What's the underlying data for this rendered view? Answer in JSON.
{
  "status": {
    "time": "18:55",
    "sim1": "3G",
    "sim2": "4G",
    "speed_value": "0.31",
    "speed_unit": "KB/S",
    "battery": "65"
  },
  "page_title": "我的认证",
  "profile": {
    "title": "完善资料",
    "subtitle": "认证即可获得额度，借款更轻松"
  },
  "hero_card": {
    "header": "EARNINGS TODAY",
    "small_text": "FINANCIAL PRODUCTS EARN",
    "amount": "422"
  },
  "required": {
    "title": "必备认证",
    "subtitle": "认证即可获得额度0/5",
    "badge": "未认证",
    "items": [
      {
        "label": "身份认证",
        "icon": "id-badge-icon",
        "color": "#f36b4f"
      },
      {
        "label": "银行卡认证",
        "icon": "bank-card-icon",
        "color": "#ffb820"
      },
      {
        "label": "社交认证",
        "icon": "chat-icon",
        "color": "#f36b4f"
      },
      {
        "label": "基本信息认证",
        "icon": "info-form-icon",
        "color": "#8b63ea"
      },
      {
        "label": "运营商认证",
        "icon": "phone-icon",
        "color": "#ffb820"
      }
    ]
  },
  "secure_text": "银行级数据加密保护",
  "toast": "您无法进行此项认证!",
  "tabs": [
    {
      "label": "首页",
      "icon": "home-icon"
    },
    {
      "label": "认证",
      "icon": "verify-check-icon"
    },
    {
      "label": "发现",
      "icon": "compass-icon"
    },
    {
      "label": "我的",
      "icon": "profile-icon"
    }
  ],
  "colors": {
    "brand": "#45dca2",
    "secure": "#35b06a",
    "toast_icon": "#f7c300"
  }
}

════════════════

Restate all of the entries above precisely.

Answer to the task -
What's the underlying data for this rendered view? Answer in JSON.
{
  "status": {
    "time": "18:55",
    "sim1": "3G",
    "sim2": "4G",
    "speed_value": "0.31",
    "speed_unit": "KB/S",
    "battery": "65"
  },
  "page_title": "我的认证",
  "profile": {
    "title": "完善资料",
    "subtitle": "认证即可获得额度，借款更轻松"
  },
  "hero_card": {
    "header": "EARNINGS TODAY",
    "small_text": "FINANCIAL PRODUCTS EARN",
    "amount": "422"
  },
  "required": {
    "title": "必备认证",
    "subtitle": "认证即可获得额度0/5",
    "badge": "未认证",
    "items": [
      {
        "label": "身份认证",
        "icon": "id-badge-icon",
        "color": "#f36b4f"
      },
      {
        "label": "银行卡认证",
        "icon": "bank-card-icon",
        "color": "#ffb820"
      },
      {
        "label": "社交认证",
        "icon": "chat-icon",
        "color": "#f36b4f"
      },
      {
        "label": "基本信息认证",
        "icon": "info-form-icon",
        "color": "#8b63ea"
      },
      {
        "label": "运营商认证",
        "icon": "phone-icon",
        "color": "#ffb820"
      }
    ]
  },
  "secure_text": "银行级数据加密保护",
  "toast": "您无法进行此项认证!",
  "tabs": [
    {
      "label": "首页",
      "icon": "home-icon"
    },
    {
      "label": "认证",
      "icon": "verify-check-icon"
    },
    {
      "label": "发现",
      "icon": "compass-icon"
    },
    {
      "label": "我的",
      "icon": "profile-icon"
    }
  ],
  "colors": {
    "brand": "#45dca2",
    "secure": "#35b06a",
    "toast_icon": "#f7c300"
  }
}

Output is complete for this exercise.